:: Directions for this task ::
Do not include the pictures; repeat the rest of the data exactly.

:: Source data ::
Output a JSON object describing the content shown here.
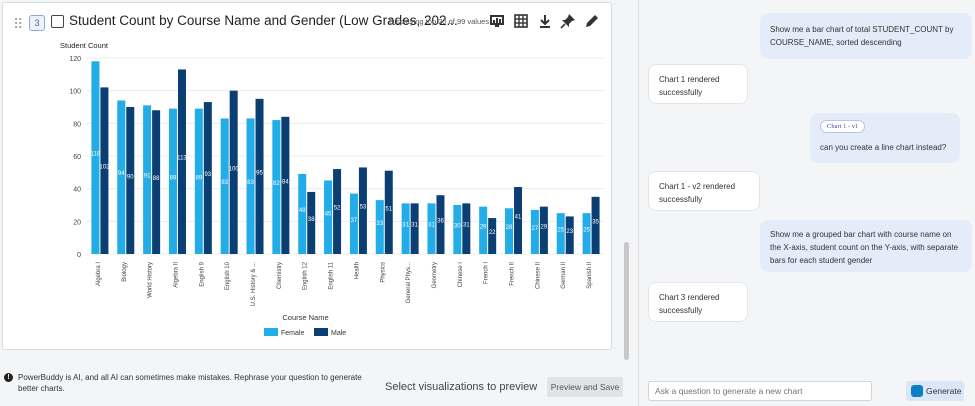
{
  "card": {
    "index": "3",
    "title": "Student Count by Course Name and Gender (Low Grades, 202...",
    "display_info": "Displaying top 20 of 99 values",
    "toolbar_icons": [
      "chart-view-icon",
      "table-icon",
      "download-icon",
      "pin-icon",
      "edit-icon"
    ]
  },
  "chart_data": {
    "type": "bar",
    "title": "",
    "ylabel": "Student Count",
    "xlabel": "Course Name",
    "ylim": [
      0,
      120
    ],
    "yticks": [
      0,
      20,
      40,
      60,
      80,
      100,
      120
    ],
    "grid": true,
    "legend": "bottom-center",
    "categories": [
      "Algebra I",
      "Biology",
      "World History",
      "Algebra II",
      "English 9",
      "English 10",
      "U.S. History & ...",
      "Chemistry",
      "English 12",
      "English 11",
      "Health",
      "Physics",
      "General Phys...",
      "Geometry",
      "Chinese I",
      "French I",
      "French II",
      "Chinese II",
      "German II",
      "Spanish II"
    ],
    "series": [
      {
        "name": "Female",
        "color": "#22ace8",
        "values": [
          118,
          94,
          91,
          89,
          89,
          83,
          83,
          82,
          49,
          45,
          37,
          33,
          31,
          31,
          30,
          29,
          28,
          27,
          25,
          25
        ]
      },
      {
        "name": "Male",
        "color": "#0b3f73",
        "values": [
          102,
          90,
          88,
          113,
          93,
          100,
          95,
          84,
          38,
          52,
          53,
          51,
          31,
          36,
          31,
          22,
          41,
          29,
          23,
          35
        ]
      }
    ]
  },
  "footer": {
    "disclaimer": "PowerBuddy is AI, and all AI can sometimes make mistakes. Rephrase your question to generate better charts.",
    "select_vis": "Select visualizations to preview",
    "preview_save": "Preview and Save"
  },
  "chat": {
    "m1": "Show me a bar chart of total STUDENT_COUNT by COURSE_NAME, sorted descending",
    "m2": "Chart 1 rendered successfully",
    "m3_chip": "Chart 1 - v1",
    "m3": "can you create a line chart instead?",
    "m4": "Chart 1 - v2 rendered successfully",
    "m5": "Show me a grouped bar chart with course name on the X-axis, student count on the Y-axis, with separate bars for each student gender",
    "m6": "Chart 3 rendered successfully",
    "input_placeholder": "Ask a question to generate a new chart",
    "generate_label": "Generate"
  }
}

:: Exercise result ::
Output a JSON object describing the content shown here.
{
  "card": {
    "index": "3",
    "title": "Student Count by Course Name and Gender (Low Grades, 202...",
    "display_info": "Displaying top 20 of 99 values",
    "toolbar_icons": [
      "chart-view-icon",
      "table-icon",
      "download-icon",
      "pin-icon",
      "edit-icon"
    ]
  },
  "chart_data": {
    "type": "bar",
    "title": "",
    "ylabel": "Student Count",
    "xlabel": "Course Name",
    "ylim": [
      0,
      120
    ],
    "yticks": [
      0,
      20,
      40,
      60,
      80,
      100,
      120
    ],
    "grid": true,
    "legend": "bottom-center",
    "categories": [
      "Algebra I",
      "Biology",
      "World History",
      "Algebra II",
      "English 9",
      "English 10",
      "U.S. History & ...",
      "Chemistry",
      "English 12",
      "English 11",
      "Health",
      "Physics",
      "General Phys...",
      "Geometry",
      "Chinese I",
      "French I",
      "French II",
      "Chinese II",
      "German II",
      "Spanish II"
    ],
    "series": [
      {
        "name": "Female",
        "color": "#22ace8",
        "values": [
          118,
          94,
          91,
          89,
          89,
          83,
          83,
          82,
          49,
          45,
          37,
          33,
          31,
          31,
          30,
          29,
          28,
          27,
          25,
          25
        ]
      },
      {
        "name": "Male",
        "color": "#0b3f73",
        "values": [
          102,
          90,
          88,
          113,
          93,
          100,
          95,
          84,
          38,
          52,
          53,
          51,
          31,
          36,
          31,
          22,
          41,
          29,
          23,
          35
        ]
      }
    ]
  },
  "footer": {
    "disclaimer": "PowerBuddy is AI, and all AI can sometimes make mistakes. Rephrase your question to generate better charts.",
    "select_vis": "Select visualizations to preview",
    "preview_save": "Preview and Save"
  },
  "chat": {
    "m1": "Show me a bar chart of total STUDENT_COUNT by COURSE_NAME, sorted descending",
    "m2": "Chart 1 rendered successfully",
    "m3_chip": "Chart 1 - v1",
    "m3": "can you create a line chart instead?",
    "m4": "Chart 1 - v2 rendered successfully",
    "m5": "Show me a grouped bar chart with course name on the X-axis, student count on the Y-axis, with separate bars for each student gender",
    "m6": "Chart 3 rendered successfully",
    "input_placeholder": "Ask a question to generate a new chart",
    "generate_label": "Generate"
  }
}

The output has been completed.